──────── Text extract ────────

UB architecture student Andrew Mamarella created the winning billboard design in Beth Tauke's American Diversity and Design course. The billboard is visible along Route 33 in downtown Buffalo and will remain through the end of June. Photo: Maryanne Schultz

Release Date: June 16, 2017

“I wanted people to think about the fact that anyone can become a designer, and that no matter where we come from or what the color of our skin is, we all have the potential to impact the world.”
Andrew Mamarella, architecture student
University at Buffalo

BUFFALO, N.Y. – University at Buffalo students have taken their skills to the sky to raise awareness of the power of design through a classic format of advertising: the billboard.

More than 400 students in the “American Diversity and Design” course at UB participated in a billboard design competition this past spring to represent design as a social act accessible to all populations – particularly those traditionally underrepresented in design.

View a slideshow of the top three and honorable mention designs.

Led by Beth Tauke, associate professor of architecture, the popular American Diversity and Design course enrolls students across the disciplines to explore social issues — and the history and diversity of cultural experiences — through the lens of design.

──────── Rows ────────

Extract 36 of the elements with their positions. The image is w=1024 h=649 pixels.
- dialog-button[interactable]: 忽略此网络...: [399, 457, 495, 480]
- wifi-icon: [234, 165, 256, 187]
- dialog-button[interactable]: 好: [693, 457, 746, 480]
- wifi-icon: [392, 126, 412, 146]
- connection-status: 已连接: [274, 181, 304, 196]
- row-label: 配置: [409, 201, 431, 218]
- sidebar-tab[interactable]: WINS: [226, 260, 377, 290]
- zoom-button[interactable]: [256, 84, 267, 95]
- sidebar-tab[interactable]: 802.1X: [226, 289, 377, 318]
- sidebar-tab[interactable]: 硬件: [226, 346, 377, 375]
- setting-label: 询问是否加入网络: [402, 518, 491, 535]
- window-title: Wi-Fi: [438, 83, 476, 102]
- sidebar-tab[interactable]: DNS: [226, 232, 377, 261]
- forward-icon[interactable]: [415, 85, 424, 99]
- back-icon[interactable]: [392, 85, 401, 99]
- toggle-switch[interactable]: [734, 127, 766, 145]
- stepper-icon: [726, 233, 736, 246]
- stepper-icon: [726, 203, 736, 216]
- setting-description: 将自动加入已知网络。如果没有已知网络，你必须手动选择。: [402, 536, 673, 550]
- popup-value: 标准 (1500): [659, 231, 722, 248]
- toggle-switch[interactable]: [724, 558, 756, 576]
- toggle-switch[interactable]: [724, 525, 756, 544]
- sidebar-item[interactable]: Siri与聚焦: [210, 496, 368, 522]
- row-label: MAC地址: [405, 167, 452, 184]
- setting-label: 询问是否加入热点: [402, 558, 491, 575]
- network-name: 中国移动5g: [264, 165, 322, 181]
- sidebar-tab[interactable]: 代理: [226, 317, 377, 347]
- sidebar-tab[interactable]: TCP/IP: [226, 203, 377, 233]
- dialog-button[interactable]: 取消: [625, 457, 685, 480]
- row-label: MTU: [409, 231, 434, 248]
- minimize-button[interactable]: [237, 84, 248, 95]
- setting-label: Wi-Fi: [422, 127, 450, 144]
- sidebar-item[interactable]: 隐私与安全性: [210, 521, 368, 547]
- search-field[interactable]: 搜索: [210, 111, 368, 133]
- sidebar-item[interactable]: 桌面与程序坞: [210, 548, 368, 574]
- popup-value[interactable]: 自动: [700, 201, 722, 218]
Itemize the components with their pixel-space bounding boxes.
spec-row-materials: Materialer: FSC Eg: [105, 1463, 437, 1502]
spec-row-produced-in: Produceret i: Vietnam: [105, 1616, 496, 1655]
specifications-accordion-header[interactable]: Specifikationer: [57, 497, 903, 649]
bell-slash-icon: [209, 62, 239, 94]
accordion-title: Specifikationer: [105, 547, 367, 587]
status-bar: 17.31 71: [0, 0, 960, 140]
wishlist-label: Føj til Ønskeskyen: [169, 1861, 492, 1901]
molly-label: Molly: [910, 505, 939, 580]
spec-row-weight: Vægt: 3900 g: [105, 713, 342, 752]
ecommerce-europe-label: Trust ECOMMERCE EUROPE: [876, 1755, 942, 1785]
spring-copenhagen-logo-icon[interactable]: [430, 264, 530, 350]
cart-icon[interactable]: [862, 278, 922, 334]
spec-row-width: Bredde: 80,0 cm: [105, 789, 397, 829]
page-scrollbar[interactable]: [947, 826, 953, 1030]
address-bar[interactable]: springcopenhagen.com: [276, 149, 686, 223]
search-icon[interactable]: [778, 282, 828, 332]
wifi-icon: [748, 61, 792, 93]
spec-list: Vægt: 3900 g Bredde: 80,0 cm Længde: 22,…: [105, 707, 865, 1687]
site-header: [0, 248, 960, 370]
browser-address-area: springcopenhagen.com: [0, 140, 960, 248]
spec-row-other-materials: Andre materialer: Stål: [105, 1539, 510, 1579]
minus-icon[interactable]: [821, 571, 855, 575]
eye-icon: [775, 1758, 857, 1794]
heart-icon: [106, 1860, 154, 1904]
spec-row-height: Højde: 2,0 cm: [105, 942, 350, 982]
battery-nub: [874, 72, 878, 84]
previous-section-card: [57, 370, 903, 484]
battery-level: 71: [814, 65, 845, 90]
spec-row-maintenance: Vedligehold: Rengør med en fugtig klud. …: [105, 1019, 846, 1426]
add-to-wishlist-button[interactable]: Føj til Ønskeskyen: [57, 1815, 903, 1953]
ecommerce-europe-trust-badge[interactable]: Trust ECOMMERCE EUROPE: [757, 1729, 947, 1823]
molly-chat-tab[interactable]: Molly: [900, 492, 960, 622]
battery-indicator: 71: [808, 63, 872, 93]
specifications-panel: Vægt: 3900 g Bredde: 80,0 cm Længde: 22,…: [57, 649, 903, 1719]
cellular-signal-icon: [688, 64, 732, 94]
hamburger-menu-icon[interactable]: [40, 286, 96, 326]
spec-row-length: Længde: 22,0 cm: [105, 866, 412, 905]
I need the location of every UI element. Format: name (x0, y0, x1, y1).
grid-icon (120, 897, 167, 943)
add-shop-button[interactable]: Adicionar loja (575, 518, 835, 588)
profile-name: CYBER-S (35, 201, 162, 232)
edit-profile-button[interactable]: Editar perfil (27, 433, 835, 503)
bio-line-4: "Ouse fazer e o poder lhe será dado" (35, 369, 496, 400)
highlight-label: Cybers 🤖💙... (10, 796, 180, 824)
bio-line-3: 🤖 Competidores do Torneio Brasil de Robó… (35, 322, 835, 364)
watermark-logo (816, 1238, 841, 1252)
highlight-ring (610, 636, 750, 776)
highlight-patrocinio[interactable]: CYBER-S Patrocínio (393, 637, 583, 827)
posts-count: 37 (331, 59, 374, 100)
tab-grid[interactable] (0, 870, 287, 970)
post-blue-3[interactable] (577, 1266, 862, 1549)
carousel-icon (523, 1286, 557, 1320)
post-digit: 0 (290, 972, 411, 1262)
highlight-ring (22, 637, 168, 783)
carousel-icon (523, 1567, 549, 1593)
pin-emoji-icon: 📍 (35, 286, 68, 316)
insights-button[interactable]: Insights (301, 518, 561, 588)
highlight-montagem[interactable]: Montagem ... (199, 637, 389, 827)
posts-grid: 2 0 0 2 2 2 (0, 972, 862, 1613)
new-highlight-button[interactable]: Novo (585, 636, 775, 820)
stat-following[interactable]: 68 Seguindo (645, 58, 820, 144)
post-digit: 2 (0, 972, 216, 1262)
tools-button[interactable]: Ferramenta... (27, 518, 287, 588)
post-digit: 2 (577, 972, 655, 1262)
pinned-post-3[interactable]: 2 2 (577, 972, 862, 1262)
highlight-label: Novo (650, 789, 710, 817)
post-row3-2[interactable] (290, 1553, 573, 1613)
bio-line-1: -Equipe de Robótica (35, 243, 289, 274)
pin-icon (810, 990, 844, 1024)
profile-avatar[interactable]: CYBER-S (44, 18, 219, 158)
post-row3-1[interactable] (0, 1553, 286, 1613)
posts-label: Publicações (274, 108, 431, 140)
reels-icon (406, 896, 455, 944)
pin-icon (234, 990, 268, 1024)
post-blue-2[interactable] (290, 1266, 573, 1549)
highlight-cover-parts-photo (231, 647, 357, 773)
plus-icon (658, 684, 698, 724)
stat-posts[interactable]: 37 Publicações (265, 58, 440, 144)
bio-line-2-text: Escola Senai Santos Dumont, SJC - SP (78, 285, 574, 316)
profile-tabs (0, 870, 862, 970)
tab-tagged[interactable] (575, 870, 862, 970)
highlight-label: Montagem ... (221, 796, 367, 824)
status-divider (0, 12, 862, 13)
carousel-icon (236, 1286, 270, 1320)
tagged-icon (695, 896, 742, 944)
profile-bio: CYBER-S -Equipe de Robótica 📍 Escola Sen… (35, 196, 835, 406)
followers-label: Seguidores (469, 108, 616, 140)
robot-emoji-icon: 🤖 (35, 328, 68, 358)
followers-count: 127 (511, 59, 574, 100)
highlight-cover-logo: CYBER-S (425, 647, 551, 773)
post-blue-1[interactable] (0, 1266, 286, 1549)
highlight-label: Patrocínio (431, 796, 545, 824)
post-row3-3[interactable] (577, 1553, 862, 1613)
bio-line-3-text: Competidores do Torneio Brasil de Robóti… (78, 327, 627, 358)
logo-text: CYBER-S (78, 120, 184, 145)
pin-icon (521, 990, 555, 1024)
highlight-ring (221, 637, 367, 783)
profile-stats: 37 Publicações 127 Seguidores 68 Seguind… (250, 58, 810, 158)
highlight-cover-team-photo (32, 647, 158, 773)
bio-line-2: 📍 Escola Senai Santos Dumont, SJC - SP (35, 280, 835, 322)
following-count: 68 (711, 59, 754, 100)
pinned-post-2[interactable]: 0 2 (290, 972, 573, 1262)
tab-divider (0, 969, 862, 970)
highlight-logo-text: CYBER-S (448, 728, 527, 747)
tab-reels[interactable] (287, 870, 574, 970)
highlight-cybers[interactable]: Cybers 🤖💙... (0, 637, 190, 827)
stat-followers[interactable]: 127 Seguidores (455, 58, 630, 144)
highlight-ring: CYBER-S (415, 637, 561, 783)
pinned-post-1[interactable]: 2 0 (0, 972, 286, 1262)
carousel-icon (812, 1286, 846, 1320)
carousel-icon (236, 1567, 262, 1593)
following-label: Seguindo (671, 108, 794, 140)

────────

To be done -
A) Reproduce the passage from the article on the UB billboard competition word for word, starting with "More than 400" and going on through "underrepresented in design.".
B) According to the article on the UB billboard competition, how many students in the "American Diversity and Design" course took part in the competition?

Solved tasks -
A)
More than 400 students in the “American Diversity and Design” course at UB participated in a billboard design competition this past spring to represent design as a social act accessible to all populations – particularly those traditionally underrepresented in design.

B) More than 400 students.